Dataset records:
%%

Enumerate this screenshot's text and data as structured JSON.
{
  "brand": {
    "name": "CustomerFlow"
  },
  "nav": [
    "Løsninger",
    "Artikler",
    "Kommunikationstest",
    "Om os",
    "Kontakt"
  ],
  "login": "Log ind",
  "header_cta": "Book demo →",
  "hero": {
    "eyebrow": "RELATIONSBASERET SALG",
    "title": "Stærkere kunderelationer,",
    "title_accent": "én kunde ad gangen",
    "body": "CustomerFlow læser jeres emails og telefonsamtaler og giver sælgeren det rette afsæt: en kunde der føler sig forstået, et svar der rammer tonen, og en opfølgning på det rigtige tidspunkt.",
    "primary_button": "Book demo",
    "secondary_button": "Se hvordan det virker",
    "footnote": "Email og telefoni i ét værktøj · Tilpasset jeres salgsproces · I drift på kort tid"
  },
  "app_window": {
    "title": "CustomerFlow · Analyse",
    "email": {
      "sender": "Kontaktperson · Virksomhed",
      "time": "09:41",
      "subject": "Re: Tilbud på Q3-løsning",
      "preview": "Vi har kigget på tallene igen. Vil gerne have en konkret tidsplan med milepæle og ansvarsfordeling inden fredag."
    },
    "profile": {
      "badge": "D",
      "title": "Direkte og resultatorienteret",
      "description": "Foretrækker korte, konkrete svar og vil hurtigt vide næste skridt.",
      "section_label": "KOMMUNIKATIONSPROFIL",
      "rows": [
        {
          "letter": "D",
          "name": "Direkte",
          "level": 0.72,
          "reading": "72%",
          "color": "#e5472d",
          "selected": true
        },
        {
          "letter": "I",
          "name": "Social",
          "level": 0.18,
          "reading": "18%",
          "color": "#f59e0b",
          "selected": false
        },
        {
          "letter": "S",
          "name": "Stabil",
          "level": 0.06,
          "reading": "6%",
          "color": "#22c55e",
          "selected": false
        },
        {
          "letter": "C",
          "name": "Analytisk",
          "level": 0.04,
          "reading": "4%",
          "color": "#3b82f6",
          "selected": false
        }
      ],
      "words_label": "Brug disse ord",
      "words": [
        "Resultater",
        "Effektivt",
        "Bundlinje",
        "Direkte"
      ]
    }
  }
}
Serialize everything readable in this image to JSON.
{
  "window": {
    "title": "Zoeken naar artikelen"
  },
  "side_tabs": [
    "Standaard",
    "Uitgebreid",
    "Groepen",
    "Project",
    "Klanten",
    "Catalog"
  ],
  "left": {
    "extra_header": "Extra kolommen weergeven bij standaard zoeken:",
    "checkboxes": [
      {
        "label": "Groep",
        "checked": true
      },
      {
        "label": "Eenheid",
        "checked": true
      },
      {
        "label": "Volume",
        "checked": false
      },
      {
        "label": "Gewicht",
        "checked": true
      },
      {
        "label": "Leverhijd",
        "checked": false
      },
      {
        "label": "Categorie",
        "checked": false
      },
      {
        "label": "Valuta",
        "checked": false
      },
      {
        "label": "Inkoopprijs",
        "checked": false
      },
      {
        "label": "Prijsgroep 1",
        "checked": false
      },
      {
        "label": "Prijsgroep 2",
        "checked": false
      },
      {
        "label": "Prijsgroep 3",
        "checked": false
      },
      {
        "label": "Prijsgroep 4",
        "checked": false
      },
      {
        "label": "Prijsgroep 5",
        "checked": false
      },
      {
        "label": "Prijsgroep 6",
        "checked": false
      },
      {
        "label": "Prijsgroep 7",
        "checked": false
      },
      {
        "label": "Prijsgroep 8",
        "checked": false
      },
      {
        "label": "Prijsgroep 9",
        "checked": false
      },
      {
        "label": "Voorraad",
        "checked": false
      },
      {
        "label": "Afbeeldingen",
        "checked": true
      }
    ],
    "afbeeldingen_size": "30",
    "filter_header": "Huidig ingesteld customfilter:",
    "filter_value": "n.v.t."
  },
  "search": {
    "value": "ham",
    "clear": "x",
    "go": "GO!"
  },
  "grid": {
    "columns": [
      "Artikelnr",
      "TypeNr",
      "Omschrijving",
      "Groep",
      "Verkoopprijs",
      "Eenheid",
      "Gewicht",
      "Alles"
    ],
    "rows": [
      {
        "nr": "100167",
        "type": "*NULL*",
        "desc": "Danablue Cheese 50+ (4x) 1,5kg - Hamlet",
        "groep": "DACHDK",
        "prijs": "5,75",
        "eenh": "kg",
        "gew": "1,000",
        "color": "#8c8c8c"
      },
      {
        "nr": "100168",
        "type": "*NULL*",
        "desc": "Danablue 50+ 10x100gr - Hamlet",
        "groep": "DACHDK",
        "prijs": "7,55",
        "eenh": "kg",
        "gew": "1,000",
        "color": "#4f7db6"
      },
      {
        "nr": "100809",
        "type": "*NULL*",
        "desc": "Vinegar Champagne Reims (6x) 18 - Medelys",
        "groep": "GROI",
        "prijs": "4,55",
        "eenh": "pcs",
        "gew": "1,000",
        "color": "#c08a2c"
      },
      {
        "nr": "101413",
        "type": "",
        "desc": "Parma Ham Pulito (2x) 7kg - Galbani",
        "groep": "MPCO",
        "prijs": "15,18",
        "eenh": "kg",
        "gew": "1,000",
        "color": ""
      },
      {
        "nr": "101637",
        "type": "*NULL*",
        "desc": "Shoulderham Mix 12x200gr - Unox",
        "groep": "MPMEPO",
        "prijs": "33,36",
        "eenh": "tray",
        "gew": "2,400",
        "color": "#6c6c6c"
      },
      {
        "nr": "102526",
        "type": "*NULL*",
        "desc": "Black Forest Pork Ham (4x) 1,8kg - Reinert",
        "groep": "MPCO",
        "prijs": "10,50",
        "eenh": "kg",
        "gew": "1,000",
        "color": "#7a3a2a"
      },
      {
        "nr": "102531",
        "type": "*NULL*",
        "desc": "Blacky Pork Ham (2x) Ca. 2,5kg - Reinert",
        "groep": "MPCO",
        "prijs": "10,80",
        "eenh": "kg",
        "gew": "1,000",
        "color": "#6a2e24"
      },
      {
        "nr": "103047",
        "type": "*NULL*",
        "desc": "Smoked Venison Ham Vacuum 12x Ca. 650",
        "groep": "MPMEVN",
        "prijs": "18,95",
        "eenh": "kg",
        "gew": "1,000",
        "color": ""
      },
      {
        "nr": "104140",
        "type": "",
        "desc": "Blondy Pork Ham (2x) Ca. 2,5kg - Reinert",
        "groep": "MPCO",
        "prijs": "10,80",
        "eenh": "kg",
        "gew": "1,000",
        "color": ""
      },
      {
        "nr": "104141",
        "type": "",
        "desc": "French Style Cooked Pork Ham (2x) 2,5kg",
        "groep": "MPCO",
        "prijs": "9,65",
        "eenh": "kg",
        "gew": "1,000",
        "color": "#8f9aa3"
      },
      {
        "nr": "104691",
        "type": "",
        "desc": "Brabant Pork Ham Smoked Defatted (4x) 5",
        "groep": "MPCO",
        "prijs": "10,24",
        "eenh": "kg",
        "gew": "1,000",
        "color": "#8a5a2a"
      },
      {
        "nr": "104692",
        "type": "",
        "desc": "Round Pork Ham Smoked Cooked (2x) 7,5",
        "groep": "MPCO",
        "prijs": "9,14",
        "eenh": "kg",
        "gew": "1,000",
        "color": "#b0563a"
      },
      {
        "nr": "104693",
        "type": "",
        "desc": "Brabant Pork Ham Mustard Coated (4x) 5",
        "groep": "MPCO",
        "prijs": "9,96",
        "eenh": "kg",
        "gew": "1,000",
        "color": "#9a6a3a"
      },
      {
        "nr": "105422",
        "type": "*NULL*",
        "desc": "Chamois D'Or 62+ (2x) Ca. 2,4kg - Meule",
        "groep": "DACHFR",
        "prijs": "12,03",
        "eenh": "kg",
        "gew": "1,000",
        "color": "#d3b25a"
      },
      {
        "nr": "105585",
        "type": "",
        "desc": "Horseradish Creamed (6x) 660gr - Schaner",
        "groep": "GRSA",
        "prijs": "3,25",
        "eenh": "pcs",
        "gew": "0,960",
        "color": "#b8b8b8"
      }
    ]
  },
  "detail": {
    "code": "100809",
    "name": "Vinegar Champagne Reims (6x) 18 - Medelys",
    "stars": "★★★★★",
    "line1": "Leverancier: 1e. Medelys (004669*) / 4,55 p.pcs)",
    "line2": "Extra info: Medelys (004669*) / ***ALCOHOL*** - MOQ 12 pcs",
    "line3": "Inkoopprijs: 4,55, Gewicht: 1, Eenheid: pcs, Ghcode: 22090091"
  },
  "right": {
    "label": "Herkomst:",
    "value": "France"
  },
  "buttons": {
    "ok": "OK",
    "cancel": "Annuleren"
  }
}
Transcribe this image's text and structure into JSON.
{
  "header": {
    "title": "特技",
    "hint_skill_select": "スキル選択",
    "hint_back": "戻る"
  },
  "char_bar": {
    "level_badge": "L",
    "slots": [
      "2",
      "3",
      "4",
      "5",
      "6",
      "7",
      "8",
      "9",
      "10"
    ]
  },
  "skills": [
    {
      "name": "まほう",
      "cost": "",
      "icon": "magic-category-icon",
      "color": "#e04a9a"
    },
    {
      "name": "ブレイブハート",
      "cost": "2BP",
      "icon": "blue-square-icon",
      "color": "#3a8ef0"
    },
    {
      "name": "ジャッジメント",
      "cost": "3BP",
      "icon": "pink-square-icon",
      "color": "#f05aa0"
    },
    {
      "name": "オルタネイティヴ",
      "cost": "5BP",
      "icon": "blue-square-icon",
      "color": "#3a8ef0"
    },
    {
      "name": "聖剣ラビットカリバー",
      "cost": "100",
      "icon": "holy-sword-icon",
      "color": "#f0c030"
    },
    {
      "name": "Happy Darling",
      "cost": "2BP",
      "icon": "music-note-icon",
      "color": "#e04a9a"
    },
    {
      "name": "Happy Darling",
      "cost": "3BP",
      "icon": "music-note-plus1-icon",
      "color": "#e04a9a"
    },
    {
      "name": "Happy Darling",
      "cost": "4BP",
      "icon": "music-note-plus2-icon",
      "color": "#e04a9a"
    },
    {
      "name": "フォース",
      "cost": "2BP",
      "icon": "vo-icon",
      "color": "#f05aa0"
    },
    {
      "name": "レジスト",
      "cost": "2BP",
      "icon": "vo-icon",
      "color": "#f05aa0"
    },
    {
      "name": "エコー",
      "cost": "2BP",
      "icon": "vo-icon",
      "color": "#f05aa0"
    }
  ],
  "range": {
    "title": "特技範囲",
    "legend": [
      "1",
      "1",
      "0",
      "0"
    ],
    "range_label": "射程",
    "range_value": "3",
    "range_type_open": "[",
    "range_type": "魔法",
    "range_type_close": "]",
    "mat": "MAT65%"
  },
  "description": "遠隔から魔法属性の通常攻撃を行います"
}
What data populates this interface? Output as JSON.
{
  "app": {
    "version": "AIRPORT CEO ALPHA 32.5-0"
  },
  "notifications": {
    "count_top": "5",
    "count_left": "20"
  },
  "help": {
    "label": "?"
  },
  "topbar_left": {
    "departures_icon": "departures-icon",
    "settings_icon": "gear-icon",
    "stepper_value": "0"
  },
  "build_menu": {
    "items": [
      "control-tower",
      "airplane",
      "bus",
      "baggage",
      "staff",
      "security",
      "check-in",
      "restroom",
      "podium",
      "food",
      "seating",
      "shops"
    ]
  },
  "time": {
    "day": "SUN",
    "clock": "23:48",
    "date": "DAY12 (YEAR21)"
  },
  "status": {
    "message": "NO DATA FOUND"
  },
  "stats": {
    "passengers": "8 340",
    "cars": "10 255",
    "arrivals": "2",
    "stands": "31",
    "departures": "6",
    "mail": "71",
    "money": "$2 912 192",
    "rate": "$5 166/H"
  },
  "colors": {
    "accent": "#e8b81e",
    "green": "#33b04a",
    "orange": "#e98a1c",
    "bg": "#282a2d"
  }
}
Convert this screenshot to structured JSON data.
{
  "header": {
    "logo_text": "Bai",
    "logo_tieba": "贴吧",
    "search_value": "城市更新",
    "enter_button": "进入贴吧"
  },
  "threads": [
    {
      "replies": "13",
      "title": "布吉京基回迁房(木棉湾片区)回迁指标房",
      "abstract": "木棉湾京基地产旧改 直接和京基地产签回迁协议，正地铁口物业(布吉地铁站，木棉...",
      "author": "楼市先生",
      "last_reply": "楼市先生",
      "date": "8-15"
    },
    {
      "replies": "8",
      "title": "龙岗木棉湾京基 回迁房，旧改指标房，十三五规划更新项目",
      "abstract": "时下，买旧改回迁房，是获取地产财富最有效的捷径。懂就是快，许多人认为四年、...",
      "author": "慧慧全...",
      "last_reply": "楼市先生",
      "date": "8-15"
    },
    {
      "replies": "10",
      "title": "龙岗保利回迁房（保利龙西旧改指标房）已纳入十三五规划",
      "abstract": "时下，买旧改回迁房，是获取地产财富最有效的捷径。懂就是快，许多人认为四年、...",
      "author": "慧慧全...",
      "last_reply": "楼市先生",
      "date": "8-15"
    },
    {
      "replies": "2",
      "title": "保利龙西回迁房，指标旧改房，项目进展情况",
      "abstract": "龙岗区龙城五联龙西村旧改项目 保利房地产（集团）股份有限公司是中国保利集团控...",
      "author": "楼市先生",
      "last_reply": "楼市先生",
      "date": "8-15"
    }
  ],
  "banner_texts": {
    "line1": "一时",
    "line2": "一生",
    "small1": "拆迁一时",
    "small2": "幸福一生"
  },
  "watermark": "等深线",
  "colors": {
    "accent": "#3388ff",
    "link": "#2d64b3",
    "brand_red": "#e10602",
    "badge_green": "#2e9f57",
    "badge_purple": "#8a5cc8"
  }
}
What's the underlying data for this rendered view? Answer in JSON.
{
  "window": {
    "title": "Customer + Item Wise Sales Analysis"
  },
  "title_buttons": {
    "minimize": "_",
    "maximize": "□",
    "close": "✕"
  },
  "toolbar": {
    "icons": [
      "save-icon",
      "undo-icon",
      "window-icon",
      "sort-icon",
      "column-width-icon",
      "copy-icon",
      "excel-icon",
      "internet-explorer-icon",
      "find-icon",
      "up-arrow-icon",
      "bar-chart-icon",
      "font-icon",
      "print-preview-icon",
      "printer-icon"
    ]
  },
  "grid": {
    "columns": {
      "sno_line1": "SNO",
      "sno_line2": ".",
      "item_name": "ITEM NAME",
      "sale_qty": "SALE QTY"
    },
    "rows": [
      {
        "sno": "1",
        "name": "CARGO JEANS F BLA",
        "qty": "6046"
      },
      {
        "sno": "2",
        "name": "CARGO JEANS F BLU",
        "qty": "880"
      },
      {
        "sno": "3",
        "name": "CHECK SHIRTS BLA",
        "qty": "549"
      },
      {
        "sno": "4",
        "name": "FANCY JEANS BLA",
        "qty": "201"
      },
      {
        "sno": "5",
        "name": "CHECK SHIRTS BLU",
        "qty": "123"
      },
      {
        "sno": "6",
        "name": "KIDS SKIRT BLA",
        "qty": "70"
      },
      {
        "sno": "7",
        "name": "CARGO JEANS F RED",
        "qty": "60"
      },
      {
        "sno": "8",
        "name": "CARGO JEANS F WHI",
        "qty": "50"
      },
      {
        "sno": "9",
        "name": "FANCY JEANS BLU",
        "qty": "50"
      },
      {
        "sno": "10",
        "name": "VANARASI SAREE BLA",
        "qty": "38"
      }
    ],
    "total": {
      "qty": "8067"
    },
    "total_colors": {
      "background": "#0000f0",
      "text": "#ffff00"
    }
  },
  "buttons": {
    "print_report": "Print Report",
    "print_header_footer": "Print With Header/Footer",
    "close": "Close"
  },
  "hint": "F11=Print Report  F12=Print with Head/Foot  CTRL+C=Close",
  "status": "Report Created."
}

%%

### Given instruction
The lines to collect are those holding the string "FANCY"; copy them all.

### Solution
        "name": "FANCY JEANS BLA",
        "name": "FANCY JEANS BLU",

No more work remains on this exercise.